═════ RECORDS FOR THE EXERCISE ═════

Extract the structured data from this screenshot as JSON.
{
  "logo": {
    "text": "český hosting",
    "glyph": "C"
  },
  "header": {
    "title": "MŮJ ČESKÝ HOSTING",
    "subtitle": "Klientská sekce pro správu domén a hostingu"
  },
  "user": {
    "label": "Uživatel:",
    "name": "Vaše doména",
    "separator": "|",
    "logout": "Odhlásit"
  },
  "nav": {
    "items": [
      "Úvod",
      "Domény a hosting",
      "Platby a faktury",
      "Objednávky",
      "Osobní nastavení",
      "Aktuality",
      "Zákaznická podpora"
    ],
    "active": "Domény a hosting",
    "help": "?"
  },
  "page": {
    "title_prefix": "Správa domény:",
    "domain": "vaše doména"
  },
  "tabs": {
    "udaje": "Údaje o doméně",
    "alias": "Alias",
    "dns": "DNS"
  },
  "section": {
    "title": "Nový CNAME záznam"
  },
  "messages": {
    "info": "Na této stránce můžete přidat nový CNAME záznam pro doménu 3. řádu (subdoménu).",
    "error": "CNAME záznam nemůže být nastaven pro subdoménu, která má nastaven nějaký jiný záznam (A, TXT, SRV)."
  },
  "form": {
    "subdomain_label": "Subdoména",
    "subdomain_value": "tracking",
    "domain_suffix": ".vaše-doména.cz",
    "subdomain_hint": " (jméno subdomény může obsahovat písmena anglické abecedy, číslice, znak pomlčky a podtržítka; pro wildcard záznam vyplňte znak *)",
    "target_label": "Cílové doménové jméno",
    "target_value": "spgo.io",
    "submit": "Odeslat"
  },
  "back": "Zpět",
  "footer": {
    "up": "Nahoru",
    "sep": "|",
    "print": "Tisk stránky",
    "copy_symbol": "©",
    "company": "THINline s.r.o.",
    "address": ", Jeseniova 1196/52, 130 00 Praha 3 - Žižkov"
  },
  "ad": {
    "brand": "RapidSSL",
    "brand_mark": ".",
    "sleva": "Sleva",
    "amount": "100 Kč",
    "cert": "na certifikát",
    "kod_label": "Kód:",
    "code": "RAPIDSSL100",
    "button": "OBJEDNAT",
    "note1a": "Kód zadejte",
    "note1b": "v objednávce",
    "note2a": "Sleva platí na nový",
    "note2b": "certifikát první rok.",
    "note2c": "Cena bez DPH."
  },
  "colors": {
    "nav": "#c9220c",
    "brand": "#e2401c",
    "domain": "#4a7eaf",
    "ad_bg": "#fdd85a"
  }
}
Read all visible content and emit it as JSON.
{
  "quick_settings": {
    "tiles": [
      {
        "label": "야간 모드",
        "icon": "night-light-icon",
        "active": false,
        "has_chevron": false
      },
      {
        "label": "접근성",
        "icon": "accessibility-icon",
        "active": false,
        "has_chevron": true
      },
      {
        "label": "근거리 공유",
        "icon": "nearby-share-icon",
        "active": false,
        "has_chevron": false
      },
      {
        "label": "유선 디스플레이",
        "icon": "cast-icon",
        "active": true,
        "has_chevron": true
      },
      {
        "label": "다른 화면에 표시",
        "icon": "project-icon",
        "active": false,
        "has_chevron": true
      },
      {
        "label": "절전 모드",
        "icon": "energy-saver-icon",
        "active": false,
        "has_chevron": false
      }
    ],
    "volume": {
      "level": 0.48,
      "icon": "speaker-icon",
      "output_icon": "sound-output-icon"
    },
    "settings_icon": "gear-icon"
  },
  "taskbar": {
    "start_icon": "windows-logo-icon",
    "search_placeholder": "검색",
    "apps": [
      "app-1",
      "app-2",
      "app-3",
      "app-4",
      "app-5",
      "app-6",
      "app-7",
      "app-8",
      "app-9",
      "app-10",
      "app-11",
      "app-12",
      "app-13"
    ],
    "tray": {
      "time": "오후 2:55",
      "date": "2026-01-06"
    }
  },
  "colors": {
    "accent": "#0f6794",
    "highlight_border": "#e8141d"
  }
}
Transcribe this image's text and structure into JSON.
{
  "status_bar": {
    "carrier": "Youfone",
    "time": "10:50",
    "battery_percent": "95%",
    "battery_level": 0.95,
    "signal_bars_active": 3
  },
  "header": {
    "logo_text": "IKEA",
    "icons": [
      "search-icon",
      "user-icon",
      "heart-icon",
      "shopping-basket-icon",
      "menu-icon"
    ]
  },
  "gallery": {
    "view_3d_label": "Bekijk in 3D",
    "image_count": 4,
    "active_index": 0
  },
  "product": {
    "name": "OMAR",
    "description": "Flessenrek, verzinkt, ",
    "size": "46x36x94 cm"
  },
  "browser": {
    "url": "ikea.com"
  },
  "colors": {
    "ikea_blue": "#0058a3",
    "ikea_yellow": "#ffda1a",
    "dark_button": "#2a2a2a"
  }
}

═════

- INSTRUCTION:
Retype the entries one by one, exactly.

- RESPONSE TO THIS TASK:
Extract the structured data from this screenshot as JSON.
{
  "logo": {
    "text": "český hosting",
    "glyph": "C"
  },
  "header": {
    "title": "MŮJ ČESKÝ HOSTING",
    "subtitle": "Klientská sekce pro správu domén a hostingu"
  },
  "user": {
    "label": "Uživatel:",
    "name": "Vaše doména",
    "separator": "|",
    "logout": "Odhlásit"
  },
  "nav": {
    "items": [
      "Úvod",
      "Domény a hosting",
      "Platby a faktury",
      "Objednávky",
      "Osobní nastavení",
      "Aktuality",
      "Zákaznická podpora"
    ],
    "active": "Domény a hosting",
    "help": "?"
  },
  "page": {
    "title_prefix": "Správa domény:",
    "domain": "vaše doména"
  },
  "tabs": {
    "udaje": "Údaje o doméně",
    "alias": "Alias",
    "dns": "DNS"
  },
  "section": {
    "title": "Nový CNAME záznam"
  },
  "messages": {
    "info": "Na této stránce můžete přidat nový CNAME záznam pro doménu 3. řádu (subdoménu).",
    "error": "CNAME záznam nemůže být nastaven pro subdoménu, která má nastaven nějaký jiný záznam (A, TXT, SRV)."
  },
  "form": {
    "subdomain_label": "Subdoména",
    "subdomain_value": "tracking",
    "domain_suffix": ".vaše-doména.cz",
    "subdomain_hint": " (jméno subdomény může obsahovat písmena anglické abecedy, číslice, znak pomlčky a podtržítka; pro wildcard záznam vyplňte znak *)",
    "target_label": "Cílové doménové jméno",
    "target_value": "spgo.io",
    "submit": "Odeslat"
  },
  "back": "Zpět",
  "footer": {
    "up": "Nahoru",
    "sep": "|",
    "print": "Tisk stránky",
    "copy_symbol": "©",
    "company": "THINline s.r.o.",
    "address": ", Jeseniova 1196/52, 130 00 Praha 3 - Žižkov"
  },
  "ad": {
    "brand": "RapidSSL",
    "brand_mark": ".",
    "sleva": "Sleva",
    "amount": "100 Kč",
    "cert": "na certifikát",
    "kod_label": "Kód:",
    "code": "RAPIDSSL100",
    "button": "OBJEDNAT",
    "note1a": "Kód zadejte",
    "note1b": "v objednávce",
    "note2a": "Sleva platí na nový",
    "note2b": "certifikát první rok.",
    "note2c": "Cena bez DPH."
  },
  "colors": {
    "nav": "#c9220c",
    "brand": "#e2401c",
    "domain": "#4a7eaf",
    "ad_bg": "#fdd85a"
  }
}
Read all visible content and emit it as JSON.
{
  "quick_settings": {
    "tiles": [
      {
        "label": "야간 모드",
        "icon": "night-light-icon",
        "active": false,
        "has_chevron": false
      },
      {
        "label": "접근성",
        "icon": "accessibility-icon",
        "active": false,
        "has_chevron": true
      },
      {
        "label": "근거리 공유",
        "icon": "nearby-share-icon",
        "active": false,
        "has_chevron": false
      },
      {
        "label": "유선 디스플레이",
        "icon": "cast-icon",
        "active": true,
        "has_chevron": true
      },
      {
        "label": "다른 화면에 표시",
        "icon": "project-icon",
        "active": false,
        "has_chevron": true
      },
      {
        "label": "절전 모드",
        "icon": "energy-saver-icon",
        "active": false,
        "has_chevron": false
      }
    ],
    "volume": {
      "level": 0.48,
      "icon": "speaker-icon",
      "output_icon": "sound-output-icon"
    },
    "settings_icon": "gear-icon"
  },
  "taskbar": {
    "start_icon": "windows-logo-icon",
    "search_placeholder": "검색",
    "apps": [
      "app-1",
      "app-2",
      "app-3",
      "app-4",
      "app-5",
      "app-6",
      "app-7",
      "app-8",
      "app-9",
      "app-10",
      "app-11",
      "app-12",
      "app-13"
    ],
    "tray": {
      "time": "오후 2:55",
      "date": "2026-01-06"
    }
  },
  "colors": {
    "accent": "#0f6794",
    "highlight_border": "#e8141d"
  }
}
Transcribe this image's text and structure into JSON.
{
  "status_bar": {
    "carrier": "Youfone",
    "time": "10:50",
    "battery_percent": "95%",
    "battery_level": 0.95,
    "signal_bars_active": 3
  },
  "header": {
    "logo_text": "IKEA",
    "icons": [
      "search-icon",
      "user-icon",
      "heart-icon",
      "shopping-basket-icon",
      "menu-icon"
    ]
  },
  "gallery": {
    "view_3d_label": "Bekijk in 3D",
    "image_count": 4,
    "active_index": 0
  },
  "product": {
    "name": "OMAR",
    "description": "Flessenrek, verzinkt, ",
    "size": "46x36x94 cm"
  },
  "browser": {
    "url": "ikea.com"
  },
  "colors": {
    "ikea_blue": "#0058a3",
    "ikea_yellow": "#ffda1a",
    "dark_button": "#2a2a2a"
  }
}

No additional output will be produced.